What is being asked ▸ Wherever the string "hormones" shows up in the records below, return that line.

Data to process ▸
:::

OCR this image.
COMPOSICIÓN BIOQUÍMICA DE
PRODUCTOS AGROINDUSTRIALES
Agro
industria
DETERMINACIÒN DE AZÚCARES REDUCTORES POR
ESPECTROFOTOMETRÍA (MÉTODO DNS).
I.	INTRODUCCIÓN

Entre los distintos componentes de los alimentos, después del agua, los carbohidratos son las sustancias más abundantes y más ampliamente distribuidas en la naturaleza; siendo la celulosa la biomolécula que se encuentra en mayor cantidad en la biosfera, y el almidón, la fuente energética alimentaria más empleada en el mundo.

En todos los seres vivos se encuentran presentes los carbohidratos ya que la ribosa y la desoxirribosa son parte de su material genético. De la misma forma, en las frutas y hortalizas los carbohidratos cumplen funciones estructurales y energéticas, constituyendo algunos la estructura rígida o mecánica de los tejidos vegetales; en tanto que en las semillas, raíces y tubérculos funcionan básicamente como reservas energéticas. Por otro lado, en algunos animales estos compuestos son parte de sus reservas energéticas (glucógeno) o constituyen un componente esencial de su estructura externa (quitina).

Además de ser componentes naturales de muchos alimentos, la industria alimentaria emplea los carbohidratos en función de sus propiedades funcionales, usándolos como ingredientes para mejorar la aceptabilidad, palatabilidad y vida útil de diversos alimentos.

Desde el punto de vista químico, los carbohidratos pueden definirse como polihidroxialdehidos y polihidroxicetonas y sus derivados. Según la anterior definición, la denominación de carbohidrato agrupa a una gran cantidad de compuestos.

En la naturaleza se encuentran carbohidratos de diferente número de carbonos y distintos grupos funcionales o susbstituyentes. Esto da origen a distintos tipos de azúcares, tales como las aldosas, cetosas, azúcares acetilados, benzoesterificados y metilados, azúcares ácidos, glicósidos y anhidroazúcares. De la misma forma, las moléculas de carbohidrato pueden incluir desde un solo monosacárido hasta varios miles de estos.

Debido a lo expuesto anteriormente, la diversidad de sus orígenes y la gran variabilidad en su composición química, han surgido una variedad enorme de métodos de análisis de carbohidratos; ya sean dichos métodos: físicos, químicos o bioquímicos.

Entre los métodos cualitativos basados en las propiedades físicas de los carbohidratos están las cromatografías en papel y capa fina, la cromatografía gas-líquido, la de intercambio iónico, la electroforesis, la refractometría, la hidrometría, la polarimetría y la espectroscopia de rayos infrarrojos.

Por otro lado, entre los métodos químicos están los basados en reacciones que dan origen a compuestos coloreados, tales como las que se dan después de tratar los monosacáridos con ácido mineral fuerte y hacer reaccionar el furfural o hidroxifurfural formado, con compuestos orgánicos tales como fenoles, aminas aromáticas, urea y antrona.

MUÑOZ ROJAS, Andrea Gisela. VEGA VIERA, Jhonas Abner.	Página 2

:::

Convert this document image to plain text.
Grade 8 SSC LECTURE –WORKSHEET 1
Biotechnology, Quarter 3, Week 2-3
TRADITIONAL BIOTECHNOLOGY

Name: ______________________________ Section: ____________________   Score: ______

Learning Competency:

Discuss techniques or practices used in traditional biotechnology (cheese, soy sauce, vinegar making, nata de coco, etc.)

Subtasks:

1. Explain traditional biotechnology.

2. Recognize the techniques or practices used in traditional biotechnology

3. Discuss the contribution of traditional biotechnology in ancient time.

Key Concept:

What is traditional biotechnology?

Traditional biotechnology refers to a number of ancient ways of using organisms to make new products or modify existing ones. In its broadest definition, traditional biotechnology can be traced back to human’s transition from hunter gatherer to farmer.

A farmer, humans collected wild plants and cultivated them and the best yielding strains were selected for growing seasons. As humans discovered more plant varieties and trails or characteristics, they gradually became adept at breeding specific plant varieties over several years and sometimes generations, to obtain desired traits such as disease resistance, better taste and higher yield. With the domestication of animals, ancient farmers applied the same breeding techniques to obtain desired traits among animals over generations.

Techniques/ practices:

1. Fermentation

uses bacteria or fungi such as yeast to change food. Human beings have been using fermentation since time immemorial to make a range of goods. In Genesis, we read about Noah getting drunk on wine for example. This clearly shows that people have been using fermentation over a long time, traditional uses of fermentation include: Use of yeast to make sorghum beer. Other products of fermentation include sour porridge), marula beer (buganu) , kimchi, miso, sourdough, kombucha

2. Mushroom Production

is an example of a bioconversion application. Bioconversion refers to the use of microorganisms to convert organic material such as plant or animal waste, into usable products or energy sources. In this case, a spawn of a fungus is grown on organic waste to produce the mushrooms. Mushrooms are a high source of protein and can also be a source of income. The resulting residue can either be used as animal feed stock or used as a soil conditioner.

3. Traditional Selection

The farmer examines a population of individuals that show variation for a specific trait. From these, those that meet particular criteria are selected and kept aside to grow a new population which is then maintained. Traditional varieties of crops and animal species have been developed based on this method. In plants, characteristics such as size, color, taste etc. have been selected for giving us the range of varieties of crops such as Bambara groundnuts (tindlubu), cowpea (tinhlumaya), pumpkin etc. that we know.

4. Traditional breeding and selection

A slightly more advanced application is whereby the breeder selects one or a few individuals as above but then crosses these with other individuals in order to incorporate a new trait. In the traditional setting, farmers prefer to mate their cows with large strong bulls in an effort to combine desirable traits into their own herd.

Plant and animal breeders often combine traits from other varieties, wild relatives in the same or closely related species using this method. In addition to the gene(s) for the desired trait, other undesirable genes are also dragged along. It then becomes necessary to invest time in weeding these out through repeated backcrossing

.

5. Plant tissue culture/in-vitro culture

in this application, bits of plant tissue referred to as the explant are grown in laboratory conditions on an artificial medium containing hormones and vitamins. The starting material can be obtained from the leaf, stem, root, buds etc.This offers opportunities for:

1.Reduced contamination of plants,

:::

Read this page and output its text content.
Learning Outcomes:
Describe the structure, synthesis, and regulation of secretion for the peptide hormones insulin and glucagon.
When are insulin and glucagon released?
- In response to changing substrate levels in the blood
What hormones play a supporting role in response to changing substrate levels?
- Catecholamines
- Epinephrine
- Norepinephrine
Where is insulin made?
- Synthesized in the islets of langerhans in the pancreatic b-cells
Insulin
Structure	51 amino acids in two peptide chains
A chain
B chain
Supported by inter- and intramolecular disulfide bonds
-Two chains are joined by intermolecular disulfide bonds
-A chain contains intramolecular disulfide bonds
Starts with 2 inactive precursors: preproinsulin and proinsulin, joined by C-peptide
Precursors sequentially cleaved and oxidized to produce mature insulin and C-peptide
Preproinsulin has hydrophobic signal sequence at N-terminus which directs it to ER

:::

Response below ▸
in this application, bits of plant tissue referred to as the explant are grown in laboratory conditions on an artificial medium containing hormones and vitamins. The starting material can be obtained from the leaf, stem, root, buds etc.This offers opportunities for:
Describe the structure, synthesis, and regulation of secretion for the peptide hormones insulin and glucagon.
What hormones play a supporting role in response to changing substrate levels?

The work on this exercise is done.